# START OF Data for this exercise
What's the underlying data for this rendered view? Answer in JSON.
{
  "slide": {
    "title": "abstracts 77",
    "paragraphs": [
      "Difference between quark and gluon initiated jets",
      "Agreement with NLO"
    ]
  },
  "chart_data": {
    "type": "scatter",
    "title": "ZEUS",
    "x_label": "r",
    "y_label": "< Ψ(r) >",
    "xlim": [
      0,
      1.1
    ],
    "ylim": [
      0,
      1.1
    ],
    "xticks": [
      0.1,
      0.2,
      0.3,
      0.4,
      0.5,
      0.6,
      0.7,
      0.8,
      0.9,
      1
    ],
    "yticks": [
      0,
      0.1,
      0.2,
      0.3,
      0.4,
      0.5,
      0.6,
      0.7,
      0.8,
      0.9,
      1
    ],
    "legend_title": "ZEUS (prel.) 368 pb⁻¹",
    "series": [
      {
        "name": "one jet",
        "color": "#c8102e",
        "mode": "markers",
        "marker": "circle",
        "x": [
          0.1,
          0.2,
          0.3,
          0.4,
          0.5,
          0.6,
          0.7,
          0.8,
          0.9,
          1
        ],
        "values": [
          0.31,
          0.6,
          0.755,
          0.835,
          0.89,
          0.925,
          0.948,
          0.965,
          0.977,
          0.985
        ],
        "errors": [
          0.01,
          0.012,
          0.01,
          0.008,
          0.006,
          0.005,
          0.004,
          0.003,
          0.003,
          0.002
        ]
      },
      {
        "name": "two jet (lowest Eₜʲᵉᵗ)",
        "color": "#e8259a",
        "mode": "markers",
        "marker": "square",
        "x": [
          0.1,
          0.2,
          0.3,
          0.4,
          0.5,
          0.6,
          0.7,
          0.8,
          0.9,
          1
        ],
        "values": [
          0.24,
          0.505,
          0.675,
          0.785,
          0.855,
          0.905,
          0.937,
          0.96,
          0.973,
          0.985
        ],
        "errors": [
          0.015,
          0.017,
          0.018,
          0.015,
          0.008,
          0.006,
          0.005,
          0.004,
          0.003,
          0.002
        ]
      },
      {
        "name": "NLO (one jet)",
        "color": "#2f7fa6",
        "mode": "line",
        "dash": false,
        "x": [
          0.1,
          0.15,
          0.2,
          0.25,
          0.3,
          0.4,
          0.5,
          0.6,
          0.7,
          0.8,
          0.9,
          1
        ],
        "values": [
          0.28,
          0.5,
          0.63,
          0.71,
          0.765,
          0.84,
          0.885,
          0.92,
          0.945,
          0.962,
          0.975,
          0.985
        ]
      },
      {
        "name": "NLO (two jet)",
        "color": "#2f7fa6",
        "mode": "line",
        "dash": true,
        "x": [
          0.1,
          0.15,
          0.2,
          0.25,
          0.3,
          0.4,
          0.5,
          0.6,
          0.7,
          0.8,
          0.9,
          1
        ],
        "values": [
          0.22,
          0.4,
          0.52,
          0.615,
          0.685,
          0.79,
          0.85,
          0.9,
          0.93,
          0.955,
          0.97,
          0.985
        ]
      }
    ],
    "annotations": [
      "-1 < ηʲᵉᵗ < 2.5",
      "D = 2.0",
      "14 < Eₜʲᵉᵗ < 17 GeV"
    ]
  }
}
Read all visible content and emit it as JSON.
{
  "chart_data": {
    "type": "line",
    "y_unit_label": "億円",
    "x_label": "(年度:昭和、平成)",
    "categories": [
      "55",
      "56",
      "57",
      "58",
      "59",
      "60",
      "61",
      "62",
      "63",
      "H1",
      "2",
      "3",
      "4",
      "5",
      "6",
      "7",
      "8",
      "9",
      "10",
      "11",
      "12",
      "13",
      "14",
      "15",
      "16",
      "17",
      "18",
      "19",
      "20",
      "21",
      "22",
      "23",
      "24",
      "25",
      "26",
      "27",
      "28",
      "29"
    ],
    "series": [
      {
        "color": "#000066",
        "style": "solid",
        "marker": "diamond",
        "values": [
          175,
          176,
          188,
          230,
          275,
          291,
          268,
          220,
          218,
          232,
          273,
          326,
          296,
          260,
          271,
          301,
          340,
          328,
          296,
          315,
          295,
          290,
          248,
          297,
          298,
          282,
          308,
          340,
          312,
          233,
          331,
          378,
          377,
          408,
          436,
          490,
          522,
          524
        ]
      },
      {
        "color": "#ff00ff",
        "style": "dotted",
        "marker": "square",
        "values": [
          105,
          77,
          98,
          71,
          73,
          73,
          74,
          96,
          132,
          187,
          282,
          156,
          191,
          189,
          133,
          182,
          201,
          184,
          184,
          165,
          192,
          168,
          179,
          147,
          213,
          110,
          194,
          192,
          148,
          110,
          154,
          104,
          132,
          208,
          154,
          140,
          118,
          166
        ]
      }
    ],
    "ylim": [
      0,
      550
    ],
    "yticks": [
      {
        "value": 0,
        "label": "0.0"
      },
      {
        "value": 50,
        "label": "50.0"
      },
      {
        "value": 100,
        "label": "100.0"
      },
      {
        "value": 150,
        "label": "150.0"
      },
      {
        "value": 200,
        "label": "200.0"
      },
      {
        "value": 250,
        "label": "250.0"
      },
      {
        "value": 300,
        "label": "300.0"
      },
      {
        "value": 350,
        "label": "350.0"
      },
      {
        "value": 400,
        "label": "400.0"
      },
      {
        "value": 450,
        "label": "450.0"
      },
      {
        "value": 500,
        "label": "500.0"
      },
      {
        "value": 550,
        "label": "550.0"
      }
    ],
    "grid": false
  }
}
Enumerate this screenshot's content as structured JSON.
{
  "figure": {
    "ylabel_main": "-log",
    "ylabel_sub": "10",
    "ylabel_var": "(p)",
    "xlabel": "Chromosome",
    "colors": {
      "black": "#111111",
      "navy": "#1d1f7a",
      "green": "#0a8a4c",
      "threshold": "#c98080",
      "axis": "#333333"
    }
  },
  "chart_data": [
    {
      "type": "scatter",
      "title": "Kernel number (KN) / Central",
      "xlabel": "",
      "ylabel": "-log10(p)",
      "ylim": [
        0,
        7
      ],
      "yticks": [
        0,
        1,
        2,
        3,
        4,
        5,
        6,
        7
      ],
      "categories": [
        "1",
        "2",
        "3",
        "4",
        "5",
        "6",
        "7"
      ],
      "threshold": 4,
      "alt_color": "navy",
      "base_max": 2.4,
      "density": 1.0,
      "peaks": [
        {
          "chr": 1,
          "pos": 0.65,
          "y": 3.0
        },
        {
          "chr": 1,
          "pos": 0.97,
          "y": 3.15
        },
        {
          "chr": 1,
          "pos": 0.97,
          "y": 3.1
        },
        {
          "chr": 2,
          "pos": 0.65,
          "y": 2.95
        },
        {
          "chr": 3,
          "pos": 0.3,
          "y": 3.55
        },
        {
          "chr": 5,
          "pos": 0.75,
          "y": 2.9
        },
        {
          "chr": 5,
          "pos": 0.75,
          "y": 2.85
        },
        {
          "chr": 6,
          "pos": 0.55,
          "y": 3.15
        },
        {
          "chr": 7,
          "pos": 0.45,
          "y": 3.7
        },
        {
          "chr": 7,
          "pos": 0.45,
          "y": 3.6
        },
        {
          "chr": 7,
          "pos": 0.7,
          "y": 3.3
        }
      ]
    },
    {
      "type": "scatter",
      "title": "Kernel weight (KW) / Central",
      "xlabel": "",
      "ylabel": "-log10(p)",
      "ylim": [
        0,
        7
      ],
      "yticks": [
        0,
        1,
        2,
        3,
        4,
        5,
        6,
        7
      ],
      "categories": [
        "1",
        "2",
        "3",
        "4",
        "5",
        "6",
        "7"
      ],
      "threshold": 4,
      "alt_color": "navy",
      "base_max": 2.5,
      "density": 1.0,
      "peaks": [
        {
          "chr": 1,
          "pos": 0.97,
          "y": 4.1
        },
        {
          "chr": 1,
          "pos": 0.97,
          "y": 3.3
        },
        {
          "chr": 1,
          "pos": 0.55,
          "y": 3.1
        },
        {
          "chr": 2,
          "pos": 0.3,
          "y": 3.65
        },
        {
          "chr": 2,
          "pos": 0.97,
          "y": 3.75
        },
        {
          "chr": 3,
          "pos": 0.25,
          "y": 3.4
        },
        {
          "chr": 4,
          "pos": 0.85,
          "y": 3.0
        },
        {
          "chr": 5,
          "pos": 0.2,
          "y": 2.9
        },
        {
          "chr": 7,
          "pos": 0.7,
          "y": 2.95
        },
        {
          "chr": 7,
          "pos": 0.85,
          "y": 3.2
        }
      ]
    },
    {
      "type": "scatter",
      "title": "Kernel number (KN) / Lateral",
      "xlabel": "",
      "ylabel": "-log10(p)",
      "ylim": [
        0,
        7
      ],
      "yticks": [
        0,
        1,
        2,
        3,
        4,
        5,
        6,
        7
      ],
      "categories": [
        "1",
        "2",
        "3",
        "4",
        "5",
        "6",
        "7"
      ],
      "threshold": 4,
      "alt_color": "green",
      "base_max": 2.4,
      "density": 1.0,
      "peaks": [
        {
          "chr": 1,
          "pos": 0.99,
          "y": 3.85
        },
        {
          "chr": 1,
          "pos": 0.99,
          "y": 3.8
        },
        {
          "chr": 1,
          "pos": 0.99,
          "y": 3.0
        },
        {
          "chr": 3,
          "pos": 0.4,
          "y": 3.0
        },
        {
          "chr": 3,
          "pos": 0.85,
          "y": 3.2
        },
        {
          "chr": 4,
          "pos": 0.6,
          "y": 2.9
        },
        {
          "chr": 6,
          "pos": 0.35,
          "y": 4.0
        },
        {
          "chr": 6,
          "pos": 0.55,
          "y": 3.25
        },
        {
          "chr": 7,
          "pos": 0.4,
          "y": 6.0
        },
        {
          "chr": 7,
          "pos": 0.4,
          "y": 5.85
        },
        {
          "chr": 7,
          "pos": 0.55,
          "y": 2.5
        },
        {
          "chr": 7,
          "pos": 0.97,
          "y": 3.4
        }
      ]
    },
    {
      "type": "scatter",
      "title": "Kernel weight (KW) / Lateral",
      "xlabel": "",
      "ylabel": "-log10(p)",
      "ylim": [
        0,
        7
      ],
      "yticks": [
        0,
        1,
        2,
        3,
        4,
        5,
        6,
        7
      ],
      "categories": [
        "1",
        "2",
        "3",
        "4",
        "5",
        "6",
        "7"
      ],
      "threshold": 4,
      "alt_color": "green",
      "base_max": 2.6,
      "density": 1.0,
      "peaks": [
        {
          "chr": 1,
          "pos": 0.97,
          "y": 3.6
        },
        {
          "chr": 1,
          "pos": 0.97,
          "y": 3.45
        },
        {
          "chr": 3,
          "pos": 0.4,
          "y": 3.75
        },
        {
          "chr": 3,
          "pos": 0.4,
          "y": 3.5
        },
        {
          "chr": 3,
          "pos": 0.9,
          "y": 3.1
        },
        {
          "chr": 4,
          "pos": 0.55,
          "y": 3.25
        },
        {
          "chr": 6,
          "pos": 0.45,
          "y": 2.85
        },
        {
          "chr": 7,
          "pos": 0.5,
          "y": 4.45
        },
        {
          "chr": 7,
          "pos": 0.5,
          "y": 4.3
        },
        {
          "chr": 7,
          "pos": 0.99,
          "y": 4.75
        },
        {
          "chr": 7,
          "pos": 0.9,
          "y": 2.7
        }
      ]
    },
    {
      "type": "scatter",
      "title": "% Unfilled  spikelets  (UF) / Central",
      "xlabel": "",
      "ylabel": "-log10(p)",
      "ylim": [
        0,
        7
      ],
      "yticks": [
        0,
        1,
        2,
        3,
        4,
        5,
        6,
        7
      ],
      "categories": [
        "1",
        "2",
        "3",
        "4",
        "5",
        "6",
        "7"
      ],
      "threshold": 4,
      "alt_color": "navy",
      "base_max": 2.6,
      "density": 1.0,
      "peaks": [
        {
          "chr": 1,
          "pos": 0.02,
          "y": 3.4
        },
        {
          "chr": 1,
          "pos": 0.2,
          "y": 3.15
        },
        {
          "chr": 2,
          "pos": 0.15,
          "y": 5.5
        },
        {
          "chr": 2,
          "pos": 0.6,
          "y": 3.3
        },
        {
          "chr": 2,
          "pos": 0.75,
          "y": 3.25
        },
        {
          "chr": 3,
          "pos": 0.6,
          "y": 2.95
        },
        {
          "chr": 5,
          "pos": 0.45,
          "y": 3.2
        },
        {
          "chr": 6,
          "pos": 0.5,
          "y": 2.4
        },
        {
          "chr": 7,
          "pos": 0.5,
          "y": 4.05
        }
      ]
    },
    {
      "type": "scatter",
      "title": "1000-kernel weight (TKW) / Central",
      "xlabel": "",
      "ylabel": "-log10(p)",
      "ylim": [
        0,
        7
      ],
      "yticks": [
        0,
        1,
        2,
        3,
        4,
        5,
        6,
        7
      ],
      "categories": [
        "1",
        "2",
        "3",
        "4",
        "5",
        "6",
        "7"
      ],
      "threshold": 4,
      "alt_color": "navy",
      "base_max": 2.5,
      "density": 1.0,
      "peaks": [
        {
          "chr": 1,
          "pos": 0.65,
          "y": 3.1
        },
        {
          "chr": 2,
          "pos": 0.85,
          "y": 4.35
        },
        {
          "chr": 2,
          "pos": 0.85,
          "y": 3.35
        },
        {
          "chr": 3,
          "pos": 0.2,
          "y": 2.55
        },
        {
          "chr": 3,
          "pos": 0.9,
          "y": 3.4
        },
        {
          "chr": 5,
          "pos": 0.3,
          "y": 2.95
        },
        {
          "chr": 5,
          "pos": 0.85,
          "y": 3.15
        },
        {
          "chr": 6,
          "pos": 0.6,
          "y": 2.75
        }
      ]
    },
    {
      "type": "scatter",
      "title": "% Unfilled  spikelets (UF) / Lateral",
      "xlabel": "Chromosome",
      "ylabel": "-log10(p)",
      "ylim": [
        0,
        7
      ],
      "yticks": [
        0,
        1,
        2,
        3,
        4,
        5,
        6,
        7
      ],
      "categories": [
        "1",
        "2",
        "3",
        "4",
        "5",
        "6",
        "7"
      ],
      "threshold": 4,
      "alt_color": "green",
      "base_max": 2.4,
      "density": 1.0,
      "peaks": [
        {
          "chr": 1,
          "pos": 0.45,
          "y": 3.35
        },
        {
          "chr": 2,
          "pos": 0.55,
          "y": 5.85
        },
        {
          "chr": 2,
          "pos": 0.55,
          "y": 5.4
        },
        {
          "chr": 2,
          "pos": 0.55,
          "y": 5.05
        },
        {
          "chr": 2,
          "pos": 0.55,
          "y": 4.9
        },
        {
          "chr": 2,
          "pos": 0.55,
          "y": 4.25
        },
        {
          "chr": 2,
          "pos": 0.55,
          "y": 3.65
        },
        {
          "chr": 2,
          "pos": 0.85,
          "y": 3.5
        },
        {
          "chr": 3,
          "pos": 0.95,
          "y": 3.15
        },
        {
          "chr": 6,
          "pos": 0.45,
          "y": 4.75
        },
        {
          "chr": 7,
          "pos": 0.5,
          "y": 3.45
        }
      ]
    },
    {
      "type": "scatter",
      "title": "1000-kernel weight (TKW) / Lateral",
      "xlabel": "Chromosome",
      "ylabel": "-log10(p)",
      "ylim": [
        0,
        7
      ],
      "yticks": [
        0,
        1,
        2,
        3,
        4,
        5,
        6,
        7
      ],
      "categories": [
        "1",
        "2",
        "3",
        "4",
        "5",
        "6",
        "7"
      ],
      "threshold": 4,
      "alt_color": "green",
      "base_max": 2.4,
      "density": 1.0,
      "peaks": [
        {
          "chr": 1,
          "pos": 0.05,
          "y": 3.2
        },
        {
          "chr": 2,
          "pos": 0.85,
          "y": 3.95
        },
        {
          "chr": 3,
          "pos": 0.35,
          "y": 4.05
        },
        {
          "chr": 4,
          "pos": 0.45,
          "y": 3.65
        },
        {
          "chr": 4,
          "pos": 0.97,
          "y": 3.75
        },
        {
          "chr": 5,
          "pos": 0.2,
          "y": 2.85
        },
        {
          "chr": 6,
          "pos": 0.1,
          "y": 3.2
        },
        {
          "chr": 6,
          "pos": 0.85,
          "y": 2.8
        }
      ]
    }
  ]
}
# END OF Data for this exercise
-- What you are asked to do --
Look through the entries and return every line where "Lateral" appears.

-- Worked answer --
      "title": "Kernel number (KN) / Lateral",
      "title": "Kernel weight (KW) / Lateral",
      "title": "% Unfilled  spikelets (UF) / Lateral",
      "title": "1000-kernel weight (TKW) / Lateral",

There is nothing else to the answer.